> [WORK TO COMPLETE] Take the listing and print it in full, exactly as given.

-- Begin SOURCE DATA --

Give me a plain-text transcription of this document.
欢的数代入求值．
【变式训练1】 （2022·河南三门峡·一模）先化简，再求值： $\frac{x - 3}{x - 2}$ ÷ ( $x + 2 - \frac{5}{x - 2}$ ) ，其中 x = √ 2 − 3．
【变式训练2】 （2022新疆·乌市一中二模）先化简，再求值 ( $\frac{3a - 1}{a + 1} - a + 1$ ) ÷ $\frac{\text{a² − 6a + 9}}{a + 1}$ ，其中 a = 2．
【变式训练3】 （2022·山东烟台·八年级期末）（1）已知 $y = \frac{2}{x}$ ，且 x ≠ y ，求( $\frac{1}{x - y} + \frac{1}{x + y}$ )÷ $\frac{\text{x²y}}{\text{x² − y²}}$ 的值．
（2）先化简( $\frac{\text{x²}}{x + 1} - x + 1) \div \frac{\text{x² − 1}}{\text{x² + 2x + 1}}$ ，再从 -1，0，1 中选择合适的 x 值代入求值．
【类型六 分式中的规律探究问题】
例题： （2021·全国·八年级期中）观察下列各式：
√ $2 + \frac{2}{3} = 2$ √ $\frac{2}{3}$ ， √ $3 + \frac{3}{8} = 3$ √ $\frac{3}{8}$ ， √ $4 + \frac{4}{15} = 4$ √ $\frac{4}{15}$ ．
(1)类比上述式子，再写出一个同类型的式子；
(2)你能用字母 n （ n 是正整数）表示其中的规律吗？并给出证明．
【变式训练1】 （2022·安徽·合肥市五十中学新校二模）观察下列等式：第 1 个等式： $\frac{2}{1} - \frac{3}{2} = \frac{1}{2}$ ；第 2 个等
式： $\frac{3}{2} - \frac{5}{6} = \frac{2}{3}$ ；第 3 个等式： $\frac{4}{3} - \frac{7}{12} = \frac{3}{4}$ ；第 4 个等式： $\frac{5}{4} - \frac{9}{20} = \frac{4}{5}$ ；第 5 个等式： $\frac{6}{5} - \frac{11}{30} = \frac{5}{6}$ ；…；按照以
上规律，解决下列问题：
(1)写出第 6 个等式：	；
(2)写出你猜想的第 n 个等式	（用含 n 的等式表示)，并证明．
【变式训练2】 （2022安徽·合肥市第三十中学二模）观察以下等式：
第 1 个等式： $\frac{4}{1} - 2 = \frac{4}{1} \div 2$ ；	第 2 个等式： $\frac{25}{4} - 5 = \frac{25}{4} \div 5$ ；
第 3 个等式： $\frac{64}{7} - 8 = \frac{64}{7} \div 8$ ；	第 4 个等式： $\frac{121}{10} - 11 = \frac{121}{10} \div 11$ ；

-- End SOURCE DATA --

> [TASK ANSWER]
Give me a plain-text transcription of this document.
欢的数代入求值．
【变式训练1】 （2022·河南三门峡·一模）先化简，再求值： $\frac{x - 3}{x - 2}$ ÷ ( $x + 2 - \frac{5}{x - 2}$ ) ，其中 x = √ 2 − 3．
【变式训练2】 （2022新疆·乌市一中二模）先化简，再求值 ( $\frac{3a - 1}{a + 1} - a + 1$ ) ÷ $\frac{\text{a² − 6a + 9}}{a + 1}$ ，其中 a = 2．
【变式训练3】 （2022·山东烟台·八年级期末）（1）已知 $y = \frac{2}{x}$ ，且 x ≠ y ，求( $\frac{1}{x - y} + \frac{1}{x + y}$ )÷ $\frac{\text{x²y}}{\text{x² − y²}}$ 的值．
（2）先化简( $\frac{\text{x²}}{x + 1} - x + 1) \div \frac{\text{x² − 1}}{\text{x² + 2x + 1}}$ ，再从 -1，0，1 中选择合适的 x 值代入求值．
【类型六 分式中的规律探究问题】
例题： （2021·全国·八年级期中）观察下列各式：
√ $2 + \frac{2}{3} = 2$ √ $\frac{2}{3}$ ， √ $3 + \frac{3}{8} = 3$ √ $\frac{3}{8}$ ， √ $4 + \frac{4}{15} = 4$ √ $\frac{4}{15}$ ．
(1)类比上述式子，再写出一个同类型的式子；
(2)你能用字母 n （ n 是正整数）表示其中的规律吗？并给出证明．
【变式训练1】 （2022·安徽·合肥市五十中学新校二模）观察下列等式：第 1 个等式： $\frac{2}{1} - \frac{3}{2} = \frac{1}{2}$ ；第 2 个等
式： $\frac{3}{2} - \frac{5}{6} = \frac{2}{3}$ ；第 3 个等式： $\frac{4}{3} - \frac{7}{12} = \frac{3}{4}$ ；第 4 个等式： $\frac{5}{4} - \frac{9}{20} = \frac{4}{5}$ ；第 5 个等式： $\frac{6}{5} - \frac{11}{30} = \frac{5}{6}$ ；…；按照以
上规律，解决下列问题：
(1)写出第 6 个等式：	；
(2)写出你猜想的第 n 个等式	（用含 n 的等式表示)，并证明．
【变式训练2】 （2022安徽·合肥市第三十中学二模）观察以下等式：
第 1 个等式： $\frac{4}{1} - 2 = \frac{4}{1} \div 2$ ；	第 2 个等式： $\frac{25}{4} - 5 = \frac{25}{4} \div 5$ ；
第 3 个等式： $\frac{64}{7} - 8 = \frac{64}{7} \div 8$ ；	第 4 个等式： $\frac{121}{10} - 11 = \frac{121}{10} \div 11$ ；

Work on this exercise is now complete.